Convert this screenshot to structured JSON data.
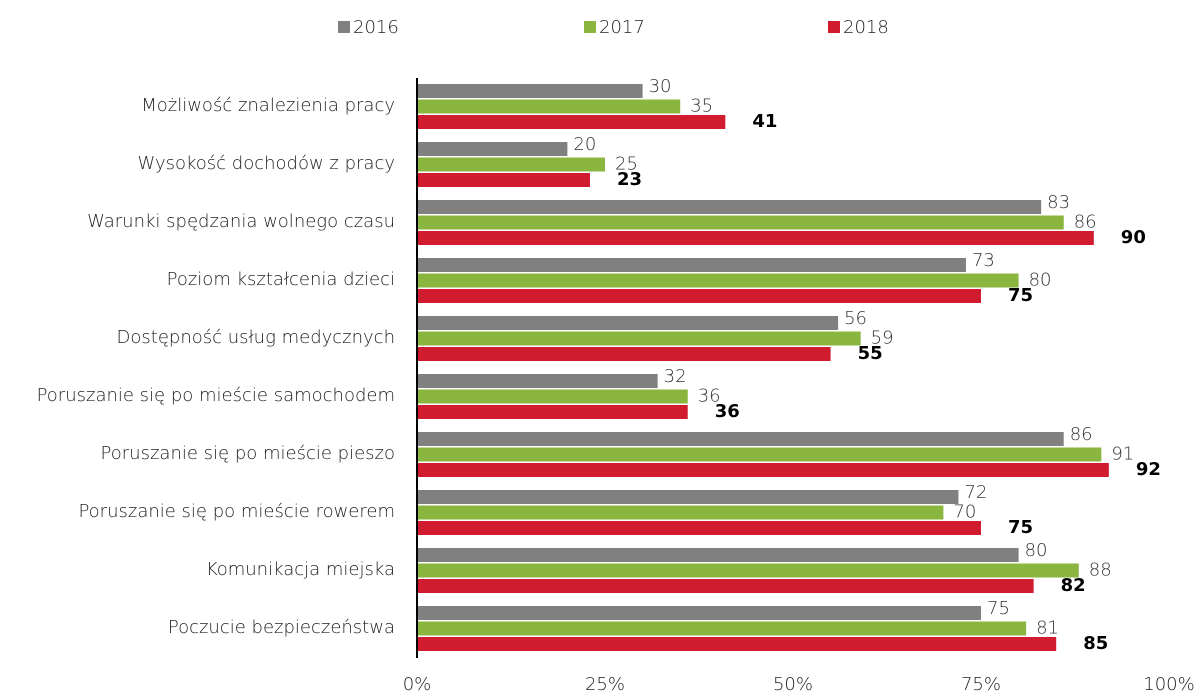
{
  "chart_data": {
    "type": "hbar",
    "categories": [
      "Możliwość znalezienia pracy",
      "Wysokość dochodów z pracy",
      "Warunki spędzania wolnego czasu",
      "Poziom kształcenia dzieci",
      "Dostępność usług medycznych",
      "Poruszanie się po mieście samochodem",
      "Poruszanie się po mieście pieszo",
      "Poruszanie się po mieście rowerem",
      "Komunikacja miejska",
      "Poczucie bezpieczeństwa"
    ],
    "series": [
      {
        "name": "2016",
        "color": "#808080",
        "values": [
          30,
          20,
          83,
          73,
          56,
          32,
          86,
          72,
          80,
          75
        ]
      },
      {
        "name": "2017",
        "color": "#8ab53f",
        "values": [
          35,
          25,
          86,
          80,
          59,
          36,
          91,
          70,
          88,
          81
        ]
      },
      {
        "name": "2018",
        "color": "#d01c2e",
        "values": [
          41,
          23,
          90,
          75,
          55,
          36,
          92,
          75,
          82,
          85
        ]
      }
    ],
    "xlim": [
      0,
      100
    ],
    "xticks": [
      {
        "value": 0,
        "label": "0%"
      },
      {
        "value": 25,
        "label": "25%"
      },
      {
        "value": 50,
        "label": "50%"
      },
      {
        "value": 75,
        "label": "75%"
      },
      {
        "value": 100,
        "label": "100%"
      }
    ],
    "legend": "top"
  }
}
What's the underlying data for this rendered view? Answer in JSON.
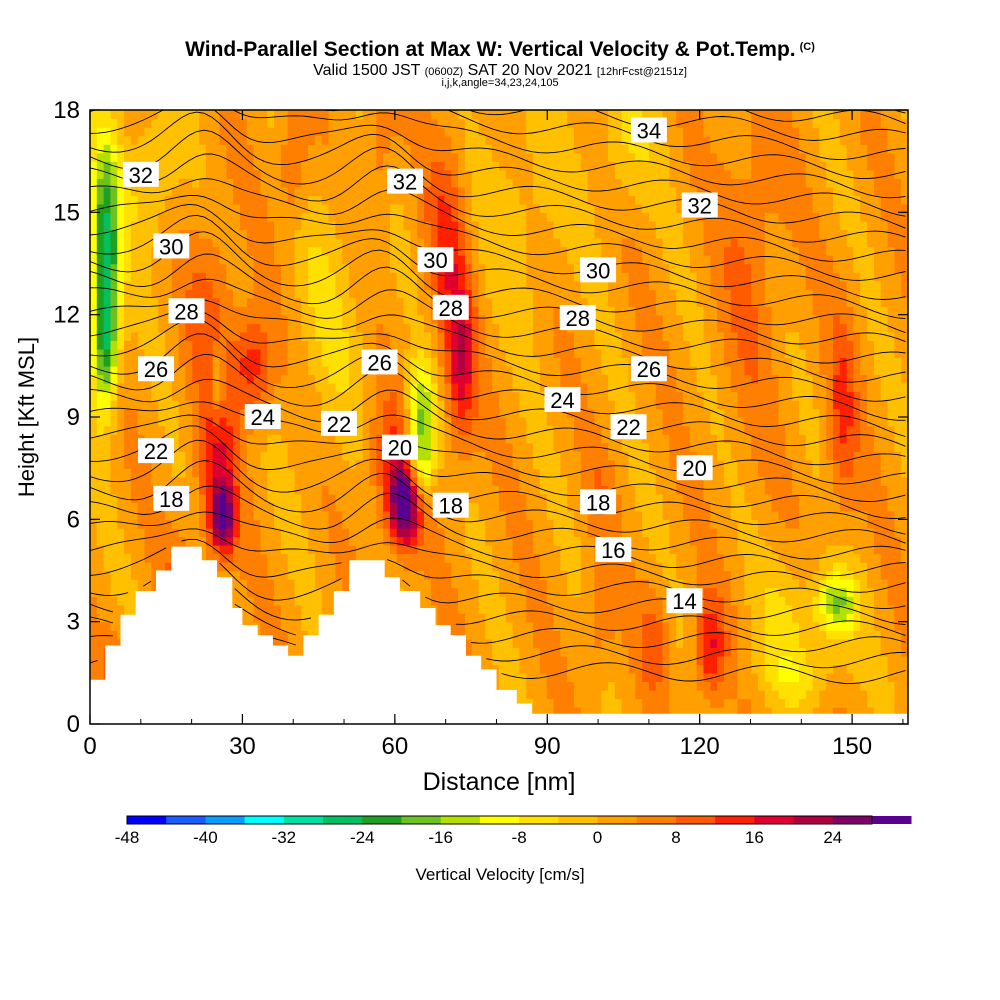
{
  "title": {
    "line1": "Wind-Parallel Section at Max W: Vertical Velocity & Pot.Temp.",
    "line1_tag": "(C)",
    "line2_main": "Valid 1500 JST",
    "line2_z": "(0600Z)",
    "line2_date": "SAT 20 Nov 2021",
    "line2_fcst": "[12hrFcst@2151z]",
    "line3": "i,j,k,angle=34,23,24,105"
  },
  "chart_data": {
    "type": "heatmap",
    "xlabel": "Distance [nm]",
    "ylabel": "Height [Kft MSL]",
    "xlim": [
      0,
      161
    ],
    "ylim": [
      0,
      18
    ],
    "xticks": [
      0,
      30,
      60,
      90,
      120,
      150
    ],
    "yticks": [
      0,
      3,
      6,
      9,
      12,
      15,
      18
    ],
    "colorbar": {
      "label": "Vertical Velocity [cm/s]",
      "range": [
        -48,
        28
      ],
      "step": 4,
      "tick_labels": [
        -48,
        -40,
        -32,
        -24,
        -16,
        -8,
        0,
        8,
        16,
        24
      ],
      "colors": [
        "#0000ff",
        "#1a5cff",
        "#0a9cff",
        "#00ffff",
        "#00e0a0",
        "#00c060",
        "#20a020",
        "#6cc020",
        "#b4e000",
        "#ffff00",
        "#ffe000",
        "#ffc000",
        "#ffa000",
        "#ff8000",
        "#ff5a00",
        "#ff2000",
        "#e00030",
        "#b00040",
        "#80006a",
        "#5a0090"
      ]
    },
    "theta_contour_labels": [
      {
        "value": "34",
        "x": 110,
        "y": 17.4
      },
      {
        "value": "32",
        "x": 10,
        "y": 16.1
      },
      {
        "value": "32",
        "x": 62,
        "y": 15.9
      },
      {
        "value": "32",
        "x": 120,
        "y": 15.2
      },
      {
        "value": "30",
        "x": 16,
        "y": 14.0
      },
      {
        "value": "30",
        "x": 68,
        "y": 13.6
      },
      {
        "value": "30",
        "x": 100,
        "y": 13.3
      },
      {
        "value": "28",
        "x": 19,
        "y": 12.1
      },
      {
        "value": "28",
        "x": 71,
        "y": 12.2
      },
      {
        "value": "28",
        "x": 96,
        "y": 11.9
      },
      {
        "value": "26",
        "x": 13,
        "y": 10.4
      },
      {
        "value": "26",
        "x": 57,
        "y": 10.6
      },
      {
        "value": "26",
        "x": 110,
        "y": 10.4
      },
      {
        "value": "24",
        "x": 34,
        "y": 9.0
      },
      {
        "value": "24",
        "x": 93,
        "y": 9.5
      },
      {
        "value": "22",
        "x": 13,
        "y": 8.0
      },
      {
        "value": "22",
        "x": 49,
        "y": 8.8
      },
      {
        "value": "22",
        "x": 106,
        "y": 8.7
      },
      {
        "value": "20",
        "x": 61,
        "y": 8.1
      },
      {
        "value": "20",
        "x": 119,
        "y": 7.5
      },
      {
        "value": "18",
        "x": 16,
        "y": 6.6
      },
      {
        "value": "18",
        "x": 71,
        "y": 6.4
      },
      {
        "value": "18",
        "x": 100,
        "y": 6.5
      },
      {
        "value": "16",
        "x": 103,
        "y": 5.1
      },
      {
        "value": "14",
        "x": 117,
        "y": 3.6
      }
    ],
    "terrain": [
      [
        0,
        1.3
      ],
      [
        3,
        1.3
      ],
      [
        3,
        2.3
      ],
      [
        6,
        2.3
      ],
      [
        6,
        3.2
      ],
      [
        9,
        3.2
      ],
      [
        9,
        3.9
      ],
      [
        13,
        3.9
      ],
      [
        13,
        4.5
      ],
      [
        16,
        4.5
      ],
      [
        16,
        5.2
      ],
      [
        22,
        5.2
      ],
      [
        22,
        4.8
      ],
      [
        25,
        4.8
      ],
      [
        25,
        4.3
      ],
      [
        28,
        4.3
      ],
      [
        28,
        3.4
      ],
      [
        30,
        3.4
      ],
      [
        30,
        2.9
      ],
      [
        33,
        2.9
      ],
      [
        33,
        2.6
      ],
      [
        36,
        2.6
      ],
      [
        36,
        2.3
      ],
      [
        39,
        2.3
      ],
      [
        39,
        2.0
      ],
      [
        42,
        2.0
      ],
      [
        42,
        2.6
      ],
      [
        45,
        2.6
      ],
      [
        45,
        3.2
      ],
      [
        48,
        3.2
      ],
      [
        48,
        3.9
      ],
      [
        51,
        3.9
      ],
      [
        51,
        4.8
      ],
      [
        58,
        4.8
      ],
      [
        58,
        4.3
      ],
      [
        61,
        4.3
      ],
      [
        61,
        3.9
      ],
      [
        65,
        3.9
      ],
      [
        65,
        3.4
      ],
      [
        68,
        3.4
      ],
      [
        68,
        2.9
      ],
      [
        71,
        2.9
      ],
      [
        71,
        2.6
      ],
      [
        74,
        2.6
      ],
      [
        74,
        2.0
      ],
      [
        77,
        2.0
      ],
      [
        77,
        1.6
      ],
      [
        80,
        1.6
      ],
      [
        80,
        1.0
      ],
      [
        84,
        1.0
      ],
      [
        84,
        0.6
      ],
      [
        87,
        0.6
      ],
      [
        87,
        0.3
      ],
      [
        161,
        0.3
      ],
      [
        161,
        0
      ]
    ]
  }
}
◆ ◆ ◆ ◆ ◆ ◆ ◆
## Work to complete
Return every line above that contains the word "Velocity".

## Solution to the exercise
    "line1": "Wind-Parallel Section at Max W: Vertical Velocity & Pot.Temp.",
      "label": "Vertical Velocity [cm/s]",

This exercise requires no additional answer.